Below are entries; tally how many lines hold the string "heading" and answer with only that figure.

:: Recorded data ::
______

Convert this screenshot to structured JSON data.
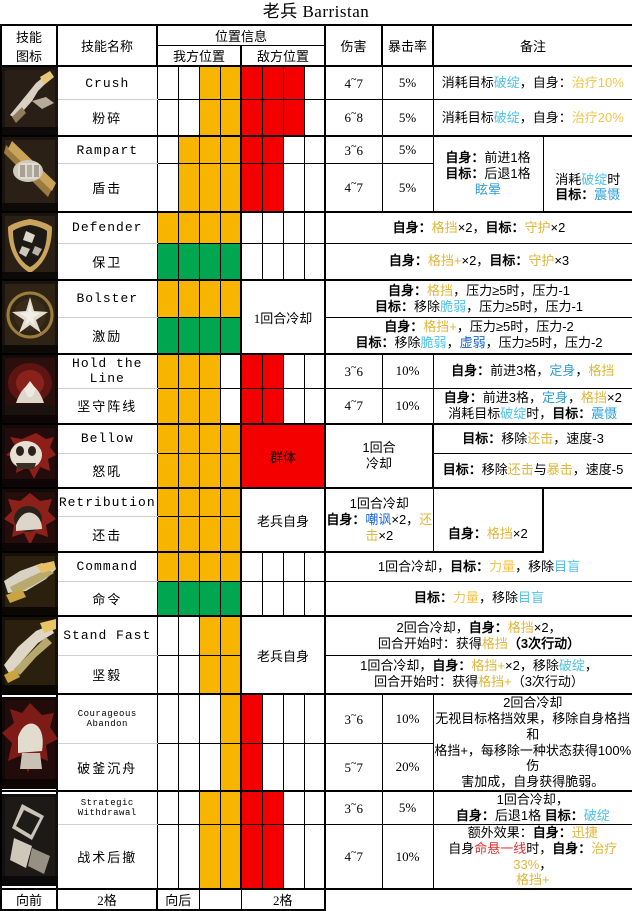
{
  "title": "老兵 Barristan",
  "headers": {
    "icon": [
      "技能",
      "图标"
    ],
    "skill_name": "技能名称",
    "position": "位置信息",
    "ally_position": "我方位置",
    "enemy_position": "敌方位置",
    "damage": "伤害",
    "crit": "暴击率",
    "notes": "备注"
  },
  "colors": {
    "ally": "#f7b500",
    "ally_upgraded": "#00a650",
    "enemy": "#f40000",
    "blank": "#ffffff",
    "keyword_blue": "#4fc3e8",
    "keyword_yellow": "#f0c44c",
    "keyword_dark_blue": "#1565d8",
    "keyword_green": "#6ecf4a",
    "keyword_red": "#e03030"
  },
  "footer": {
    "forward_label": "向前",
    "forward_value": "2格",
    "backward_label": "向后",
    "backward_value": "2格"
  },
  "skills": [
    {
      "id": "crush",
      "icon": "crush-icon",
      "name_en": "Crush",
      "name_cn": "粉碎",
      "ally_row1": [
        0,
        0,
        1,
        1
      ],
      "ally_row2": [
        0,
        0,
        1,
        1
      ],
      "enemy_row1": [
        1,
        1,
        1,
        0
      ],
      "enemy_row2": [
        1,
        1,
        1,
        0
      ],
      "damage_1": "4~7",
      "damage_2": "6~8",
      "crit_1": "5%",
      "crit_2": "5%",
      "note_1": "消耗目标破绽，自身：治疗10%",
      "note_2": "消耗目标破绽，自身：治疗20%"
    },
    {
      "id": "rampart",
      "icon": "rampart-icon",
      "name_en": "Rampart",
      "name_cn": "盾击",
      "ally_row1": [
        0,
        1,
        1,
        1
      ],
      "ally_row2": [
        0,
        1,
        1,
        1
      ],
      "enemy_row1": [
        1,
        1,
        0,
        0
      ],
      "enemy_row2": [
        1,
        1,
        0,
        0
      ],
      "damage_1": "3~6",
      "damage_2": "4~7",
      "crit_1": "5%",
      "crit_2": "5%",
      "note_main_l1": "自身：前进1格",
      "note_main_l2": "目标：后退1格",
      "note_main_l3": "眩晕",
      "note_side_l1": "消耗破绽时",
      "note_side_l2": "目标：震慑"
    },
    {
      "id": "defender",
      "icon": "defender-icon",
      "name_en": "Defender",
      "name_cn": "保卫",
      "ally_row1": [
        1,
        1,
        1,
        1
      ],
      "ally_row2": [
        2,
        2,
        2,
        2
      ],
      "enemy_row1": [
        0,
        0,
        0,
        0
      ],
      "enemy_row2": [
        0,
        0,
        0,
        0
      ],
      "note_1": "自身：格挡×2，目标：守护×2",
      "note_2": "自身：格挡+×2，目标：守护×3"
    },
    {
      "id": "bolster",
      "icon": "bolster-icon",
      "name_en": "Bolster",
      "name_cn": "激励",
      "ally_row1": [
        1,
        1,
        1,
        1
      ],
      "ally_row2": [
        2,
        2,
        2,
        2
      ],
      "cooldown": "1回合冷却",
      "note_1_l1": "自身：格挡，压力≥5时，压力-1",
      "note_1_l2": "目标：移除脆弱，压力≥5时，压力-1",
      "note_2_l1": "自身：格挡+，压力≥5时，压力-2",
      "note_2_l2": "目标：移除脆弱，虚弱，压力≥5时，压力-2"
    },
    {
      "id": "hold-the-line",
      "icon": "hold-the-line-icon",
      "name_en": "Hold the Line",
      "name_cn": "坚守阵线",
      "ally_row1": [
        1,
        1,
        1,
        0
      ],
      "ally_row2": [
        1,
        1,
        1,
        0
      ],
      "enemy_row1": [
        1,
        1,
        0,
        0
      ],
      "enemy_row2": [
        1,
        1,
        0,
        0
      ],
      "damage_1": "3~6",
      "damage_2": "4~7",
      "crit_1": "10%",
      "crit_2": "10%",
      "note_1": "自身：前进3格，定身，格挡",
      "note_2_l1": "自身：前进3格，定身，格挡×2",
      "note_2_l2": "消耗目标破绽时，目标：震慑"
    },
    {
      "id": "bellow",
      "icon": "bellow-icon",
      "name_en": "Bellow",
      "name_cn": "怒吼",
      "ally_row1": [
        1,
        1,
        1,
        1
      ],
      "ally_row2": [
        1,
        1,
        1,
        1
      ],
      "enemy_span": "群体",
      "cooldown_l1": "1回合",
      "cooldown_l2": "冷却",
      "note_1": "目标：移除还击，速度-3",
      "note_2": "目标：移除还击与暴击，速度-5"
    },
    {
      "id": "retribution",
      "icon": "retribution-icon",
      "name_en": "Retribution",
      "name_cn": "还击",
      "ally_row1": [
        1,
        1,
        1,
        1
      ],
      "ally_row2": [
        1,
        1,
        1,
        1
      ],
      "enemy_span": "老兵自身",
      "note_main_l1": "1回合冷却",
      "note_main_l2": "自身：嘲讽×2，还击×2",
      "note_side": "自身：格挡×2"
    },
    {
      "id": "command",
      "icon": "command-icon",
      "name_en": "Command",
      "name_cn": "命令",
      "ally_row1": [
        1,
        1,
        1,
        1
      ],
      "ally_row2": [
        2,
        2,
        2,
        2
      ],
      "enemy_row1": [
        0,
        0,
        0,
        0
      ],
      "enemy_row2": [
        0,
        0,
        0,
        0
      ],
      "note_1": "1回合冷却，目标：力量，移除目盲",
      "note_2": "目标：力量，移除目盲"
    },
    {
      "id": "stand-fast",
      "icon": "stand-fast-icon",
      "name_en": "Stand Fast",
      "name_cn": "坚毅",
      "ally_row1": [
        0,
        0,
        1,
        1
      ],
      "ally_row2": [
        0,
        0,
        1,
        1
      ],
      "enemy_span": "老兵自身",
      "note_1_l1": "2回合冷却，自身：格挡×2，",
      "note_1_l2": "回合开始时：获得格挡（3次行动）",
      "note_2_l1": "1回合冷却，自身：格挡+×2，移除破绽，",
      "note_2_l2": "回合开始时：获得格挡+（3次行动）"
    },
    {
      "id": "courageous-abandon",
      "icon": "courageous-abandon-icon",
      "name_en": "Courageous Abandon",
      "name_cn": "破釜沉舟",
      "ally_row1": [
        0,
        0,
        0,
        1
      ],
      "ally_row2": [
        0,
        0,
        0,
        1
      ],
      "enemy_row1": [
        1,
        0,
        0,
        0
      ],
      "enemy_row2": [
        1,
        0,
        0,
        0
      ],
      "damage_1": "3~6",
      "damage_2": "5~7",
      "crit_1": "10%",
      "crit_2": "20%",
      "note_l1": "2回合冷却",
      "note_l2": "无视目标格挡效果，移除自身格挡和",
      "note_l3": "格挡+，每移除一种状态获得100%伤",
      "note_l4": "害加成，自身获得脆弱。"
    },
    {
      "id": "strategic-withdrawal",
      "icon": "strategic-withdrawal-icon",
      "name_en": "Strategic Withdrawal",
      "name_cn": "战术后撤",
      "ally_row1": [
        0,
        0,
        1,
        1
      ],
      "ally_row2": [
        0,
        0,
        1,
        1
      ],
      "enemy_row1": [
        1,
        1,
        0,
        0
      ],
      "enemy_row2": [
        1,
        1,
        0,
        0
      ],
      "damage_1": "3~6",
      "damage_2": "4~7",
      "crit_1": "5%",
      "crit_2": "10%",
      "note_1_l1": "1回合冷却，",
      "note_1_l2": "自身：后退1格 目标：破绽",
      "note_2_l1": "额外效果：自身：迅捷",
      "note_2_l2": "自身命悬一线时，自身：治疗33%，",
      "note_2_l3": "格挡+"
    }
  ]
}
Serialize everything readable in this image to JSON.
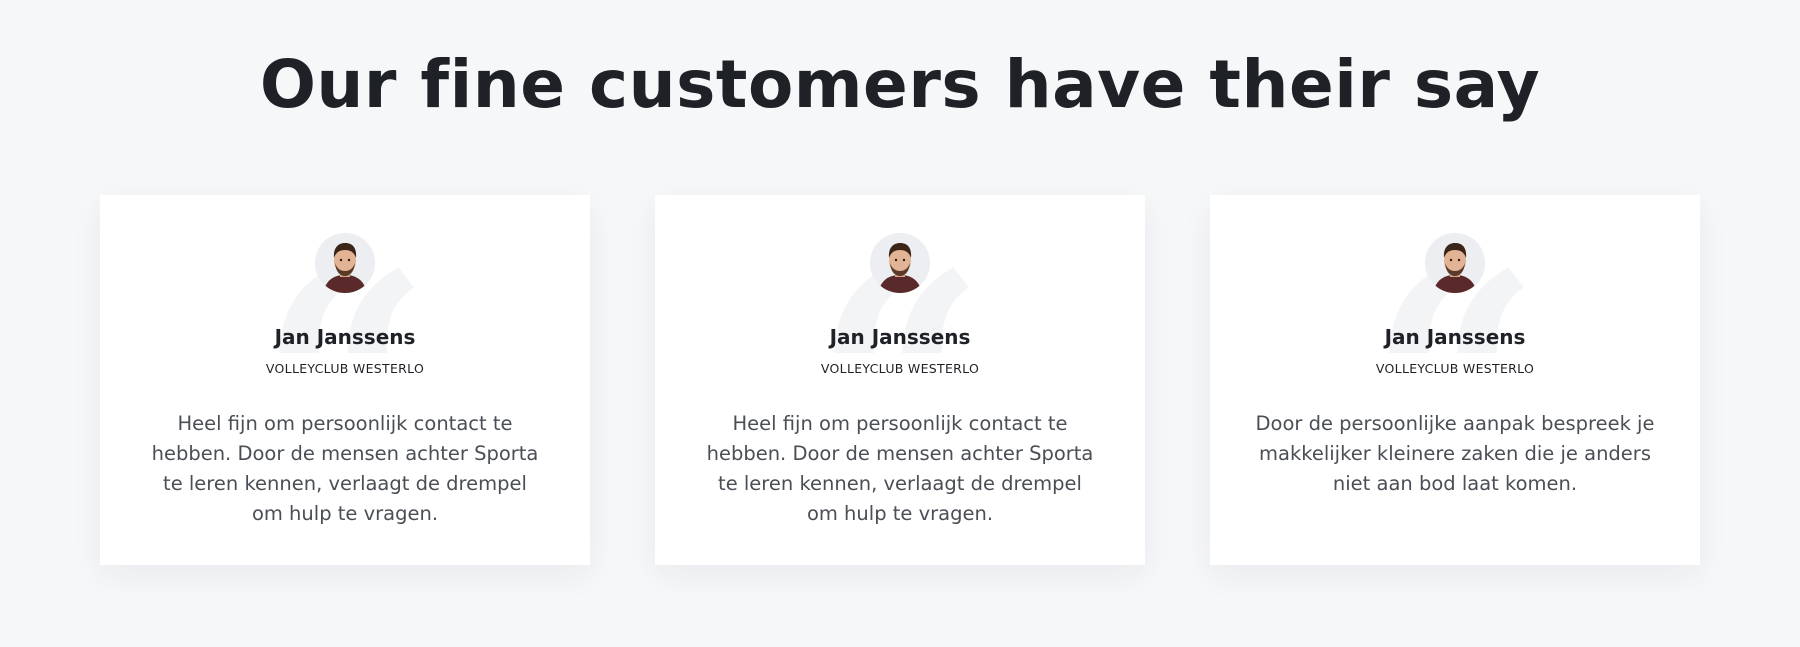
{
  "section": {
    "heading": "Our fine customers have their say"
  },
  "testimonials": [
    {
      "avatar_icon": "person-avatar-icon",
      "name": "Jan Janssens",
      "organization": "VOLLEYCLUB WESTERLO",
      "quote": "Heel fijn om persoonlijk  contact te hebben. Door de mensen achter Sporta te leren kennen, verlaagt de drempel om hulp te vragen."
    },
    {
      "avatar_icon": "person-avatar-icon",
      "name": "Jan Janssens",
      "organization": "VOLLEYCLUB WESTERLO",
      "quote": "Heel fijn om persoonlijk  contact te hebben. Door de mensen achter Sporta te leren kennen, verlaagt de drempel om hulp te vragen."
    },
    {
      "avatar_icon": "person-avatar-icon",
      "name": "Jan Janssens",
      "organization": "VOLLEYCLUB WESTERLO",
      "quote": "Door de persoonlijke aanpak bespreek je makkelijker kleinere zaken die je anders niet aan bod laat komen."
    }
  ],
  "colors": {
    "background": "#f6f7f9",
    "card": "#ffffff",
    "heading": "#1e2126",
    "body_text": "#4a4e55",
    "quote_mark": "#f3f4f6"
  }
}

______

:: Response to the task ::
2